-- BEGIN Dataset excerpts --

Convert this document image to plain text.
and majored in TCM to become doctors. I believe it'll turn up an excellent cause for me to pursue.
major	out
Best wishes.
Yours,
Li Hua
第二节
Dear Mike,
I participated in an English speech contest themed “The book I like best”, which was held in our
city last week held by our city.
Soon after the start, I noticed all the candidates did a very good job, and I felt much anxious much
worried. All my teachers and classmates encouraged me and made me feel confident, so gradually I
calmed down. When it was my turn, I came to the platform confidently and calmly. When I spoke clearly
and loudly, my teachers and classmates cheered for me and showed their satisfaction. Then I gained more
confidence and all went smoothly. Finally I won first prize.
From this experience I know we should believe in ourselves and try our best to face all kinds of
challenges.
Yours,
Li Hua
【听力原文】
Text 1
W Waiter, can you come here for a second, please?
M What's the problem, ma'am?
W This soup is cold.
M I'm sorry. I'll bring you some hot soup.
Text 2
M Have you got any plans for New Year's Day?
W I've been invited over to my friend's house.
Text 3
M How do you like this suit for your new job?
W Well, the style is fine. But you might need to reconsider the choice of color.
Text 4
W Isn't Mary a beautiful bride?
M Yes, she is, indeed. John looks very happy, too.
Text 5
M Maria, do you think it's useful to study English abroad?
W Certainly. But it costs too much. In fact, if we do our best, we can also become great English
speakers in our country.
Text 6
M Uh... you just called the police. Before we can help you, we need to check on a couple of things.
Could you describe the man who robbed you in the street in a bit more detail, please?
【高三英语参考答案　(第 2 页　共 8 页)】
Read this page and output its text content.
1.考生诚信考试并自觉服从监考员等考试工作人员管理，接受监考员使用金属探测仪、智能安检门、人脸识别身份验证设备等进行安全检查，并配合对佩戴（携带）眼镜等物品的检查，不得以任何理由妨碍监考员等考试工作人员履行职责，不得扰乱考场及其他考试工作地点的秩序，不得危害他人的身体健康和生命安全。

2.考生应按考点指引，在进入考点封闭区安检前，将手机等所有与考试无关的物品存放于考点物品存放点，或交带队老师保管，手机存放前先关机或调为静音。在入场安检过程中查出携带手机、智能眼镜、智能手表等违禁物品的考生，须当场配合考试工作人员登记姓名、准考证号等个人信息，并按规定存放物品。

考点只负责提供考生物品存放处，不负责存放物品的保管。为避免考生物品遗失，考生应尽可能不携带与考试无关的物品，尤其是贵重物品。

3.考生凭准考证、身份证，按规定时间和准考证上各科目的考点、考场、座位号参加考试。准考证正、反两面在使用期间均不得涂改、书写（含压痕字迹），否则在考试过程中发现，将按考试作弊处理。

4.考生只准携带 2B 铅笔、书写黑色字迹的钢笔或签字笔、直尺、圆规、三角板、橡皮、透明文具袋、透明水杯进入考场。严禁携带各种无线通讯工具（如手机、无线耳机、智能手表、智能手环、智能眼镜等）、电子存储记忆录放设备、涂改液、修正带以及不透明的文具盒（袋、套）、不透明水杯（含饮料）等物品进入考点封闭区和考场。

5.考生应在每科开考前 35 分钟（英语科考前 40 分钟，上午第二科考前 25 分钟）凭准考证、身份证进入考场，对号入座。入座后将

-- END Dataset excerpts --

▶ [Exercise requirements]:
Can you restate every record above word for word?

▶ [In response]:
Convert this document image to plain text.
and majored in TCM to become doctors. I believe it'll turn up an excellent cause for me to pursue.
major	out
Best wishes.
Yours,
Li Hua
第二节
Dear Mike,
I participated in an English speech contest themed “The book I like best”, which was held in our
city last week held by our city.
Soon after the start, I noticed all the candidates did a very good job, and I felt much anxious much
worried. All my teachers and classmates encouraged me and made me feel confident, so gradually I
calmed down. When it was my turn, I came to the platform confidently and calmly. When I spoke clearly
and loudly, my teachers and classmates cheered for me and showed their satisfaction. Then I gained more
confidence and all went smoothly. Finally I won first prize.
From this experience I know we should believe in ourselves and try our best to face all kinds of
challenges.
Yours,
Li Hua
【听力原文】
Text 1
W Waiter, can you come here for a second, please?
M What's the problem, ma'am?
W This soup is cold.
M I'm sorry. I'll bring you some hot soup.
Text 2
M Have you got any plans for New Year's Day?
W I've been invited over to my friend's house.
Text 3
M How do you like this suit for your new job?
W Well, the style is fine. But you might need to reconsider the choice of color.
Text 4
W Isn't Mary a beautiful bride?
M Yes, she is, indeed. John looks very happy, too.
Text 5
M Maria, do you think it's useful to study English abroad?
W Certainly. But it costs too much. In fact, if we do our best, we can also become great English
speakers in our country.
Text 6
M Uh... you just called the police. Before we can help you, we need to check on a couple of things.
Could you describe the man who robbed you in the street in a bit more detail, please?
【高三英语参考答案　(第 2 页　共 8 页)】
Read this page and output its text content.
1.考生诚信考试并自觉服从监考员等考试工作人员管理，接受监考员使用金属探测仪、智能安检门、人脸识别身份验证设备等进行安全检查，并配合对佩戴（携带）眼镜等物品的检查，不得以任何理由妨碍监考员等考试工作人员履行职责，不得扰乱考场及其他考试工作地点的秩序，不得危害他人的身体健康和生命安全。

2.考生应按考点指引，在进入考点封闭区安检前，将手机等所有与考试无关的物品存放于考点物品存放点，或交带队老师保管，手机存放前先关机或调为静音。在入场安检过程中查出携带手机、智能眼镜、智能手表等违禁物品的考生，须当场配合考试工作人员登记姓名、准考证号等个人信息，并按规定存放物品。

考点只负责提供考生物品存放处，不负责存放物品的保管。为避免考生物品遗失，考生应尽可能不携带与考试无关的物品，尤其是贵重物品。

3.考生凭准考证、身份证，按规定时间和准考证上各科目的考点、考场、座位号参加考试。准考证正、反两面在使用期间均不得涂改、书写（含压痕字迹），否则在考试过程中发现，将按考试作弊处理。

4.考生只准携带 2B 铅笔、书写黑色字迹的钢笔或签字笔、直尺、圆规、三角板、橡皮、透明文具袋、透明水杯进入考场。严禁携带各种无线通讯工具（如手机、无线耳机、智能手表、智能手环、智能眼镜等）、电子存储记忆录放设备、涂改液、修正带以及不透明的文具盒（袋、套）、不透明水杯（含饮料）等物品进入考点封闭区和考场。

5.考生应在每科开考前 35 分钟（英语科考前 40 分钟，上午第二科考前 25 分钟）凭准考证、身份证进入考场，对号入座。入座后将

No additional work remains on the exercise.